## OBJECTIVE
Retype the records below word for word and omit any image.

------------------------------------------------

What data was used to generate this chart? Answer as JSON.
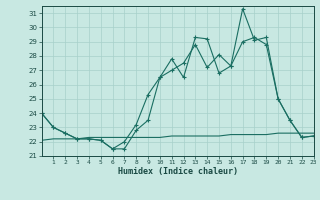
{
  "xlabel": "Humidex (Indice chaleur)",
  "xlim": [
    0,
    23
  ],
  "ylim": [
    21,
    31.5
  ],
  "yticks": [
    21,
    22,
    23,
    24,
    25,
    26,
    27,
    28,
    29,
    30,
    31
  ],
  "xtick_labels": [
    "1",
    "2",
    "3",
    "4",
    "5",
    "6",
    "7",
    "8",
    "9",
    "10",
    "11",
    "12",
    "13",
    "14",
    "15",
    "16",
    "17",
    "18",
    "19",
    "20",
    "21",
    "22",
    "23"
  ],
  "xtick_pos": [
    1,
    2,
    3,
    4,
    5,
    6,
    7,
    8,
    9,
    10,
    11,
    12,
    13,
    14,
    15,
    16,
    17,
    18,
    19,
    20,
    21,
    22,
    23
  ],
  "background_color": "#c8e8e2",
  "grid_color": "#a8d0ca",
  "line_color": "#1a6e62",
  "series1_x": [
    0,
    1,
    2,
    3,
    4,
    5,
    6,
    7,
    8,
    9,
    10,
    11,
    12,
    13,
    14,
    15,
    16,
    17,
    18,
    19,
    20,
    21,
    22,
    23
  ],
  "series1_y": [
    24.0,
    23.0,
    22.6,
    22.2,
    22.2,
    22.1,
    21.5,
    21.5,
    22.8,
    23.5,
    26.5,
    27.8,
    26.5,
    29.3,
    29.2,
    26.8,
    27.3,
    31.3,
    29.1,
    29.3,
    25.0,
    23.5,
    22.3,
    22.4
  ],
  "series2_x": [
    0,
    1,
    2,
    3,
    4,
    5,
    6,
    7,
    8,
    9,
    10,
    11,
    12,
    13,
    14,
    15,
    16,
    17,
    18,
    19,
    20,
    21,
    22,
    23
  ],
  "series2_y": [
    24.0,
    23.0,
    22.6,
    22.2,
    22.2,
    22.1,
    21.5,
    22.0,
    23.2,
    25.3,
    26.5,
    27.0,
    27.5,
    28.8,
    27.2,
    28.1,
    27.3,
    29.0,
    29.3,
    28.8,
    25.0,
    23.5,
    22.3,
    22.4
  ],
  "series3_x": [
    0,
    1,
    2,
    3,
    4,
    5,
    6,
    7,
    8,
    9,
    10,
    11,
    12,
    13,
    14,
    15,
    16,
    17,
    18,
    19,
    20,
    21,
    22,
    23
  ],
  "series3_y": [
    22.1,
    22.2,
    22.2,
    22.2,
    22.3,
    22.3,
    22.3,
    22.3,
    22.3,
    22.3,
    22.3,
    22.4,
    22.4,
    22.4,
    22.4,
    22.4,
    22.5,
    22.5,
    22.5,
    22.5,
    22.6,
    22.6,
    22.6,
    22.6
  ]
}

------------------------------------------------

## THE RESULT
What data was used to generate this chart? Answer as JSON.
{
  "xlabel": "Humidex (Indice chaleur)",
  "xlim": [
    0,
    23
  ],
  "ylim": [
    21,
    31.5
  ],
  "yticks": [
    21,
    22,
    23,
    24,
    25,
    26,
    27,
    28,
    29,
    30,
    31
  ],
  "xtick_labels": [
    "1",
    "2",
    "3",
    "4",
    "5",
    "6",
    "7",
    "8",
    "9",
    "10",
    "11",
    "12",
    "13",
    "14",
    "15",
    "16",
    "17",
    "18",
    "19",
    "20",
    "21",
    "22",
    "23"
  ],
  "xtick_pos": [
    1,
    2,
    3,
    4,
    5,
    6,
    7,
    8,
    9,
    10,
    11,
    12,
    13,
    14,
    15,
    16,
    17,
    18,
    19,
    20,
    21,
    22,
    23
  ],
  "background_color": "#c8e8e2",
  "grid_color": "#a8d0ca",
  "line_color": "#1a6e62",
  "series1_x": [
    0,
    1,
    2,
    3,
    4,
    5,
    6,
    7,
    8,
    9,
    10,
    11,
    12,
    13,
    14,
    15,
    16,
    17,
    18,
    19,
    20,
    21,
    22,
    23
  ],
  "series1_y": [
    24.0,
    23.0,
    22.6,
    22.2,
    22.2,
    22.1,
    21.5,
    21.5,
    22.8,
    23.5,
    26.5,
    27.8,
    26.5,
    29.3,
    29.2,
    26.8,
    27.3,
    31.3,
    29.1,
    29.3,
    25.0,
    23.5,
    22.3,
    22.4
  ],
  "series2_x": [
    0,
    1,
    2,
    3,
    4,
    5,
    6,
    7,
    8,
    9,
    10,
    11,
    12,
    13,
    14,
    15,
    16,
    17,
    18,
    19,
    20,
    21,
    22,
    23
  ],
  "series2_y": [
    24.0,
    23.0,
    22.6,
    22.2,
    22.2,
    22.1,
    21.5,
    22.0,
    23.2,
    25.3,
    26.5,
    27.0,
    27.5,
    28.8,
    27.2,
    28.1,
    27.3,
    29.0,
    29.3,
    28.8,
    25.0,
    23.5,
    22.3,
    22.4
  ],
  "series3_x": [
    0,
    1,
    2,
    3,
    4,
    5,
    6,
    7,
    8,
    9,
    10,
    11,
    12,
    13,
    14,
    15,
    16,
    17,
    18,
    19,
    20,
    21,
    22,
    23
  ],
  "series3_y": [
    22.1,
    22.2,
    22.2,
    22.2,
    22.3,
    22.3,
    22.3,
    22.3,
    22.3,
    22.3,
    22.3,
    22.4,
    22.4,
    22.4,
    22.4,
    22.4,
    22.5,
    22.5,
    22.5,
    22.5,
    22.6,
    22.6,
    22.6,
    22.6
  ]
}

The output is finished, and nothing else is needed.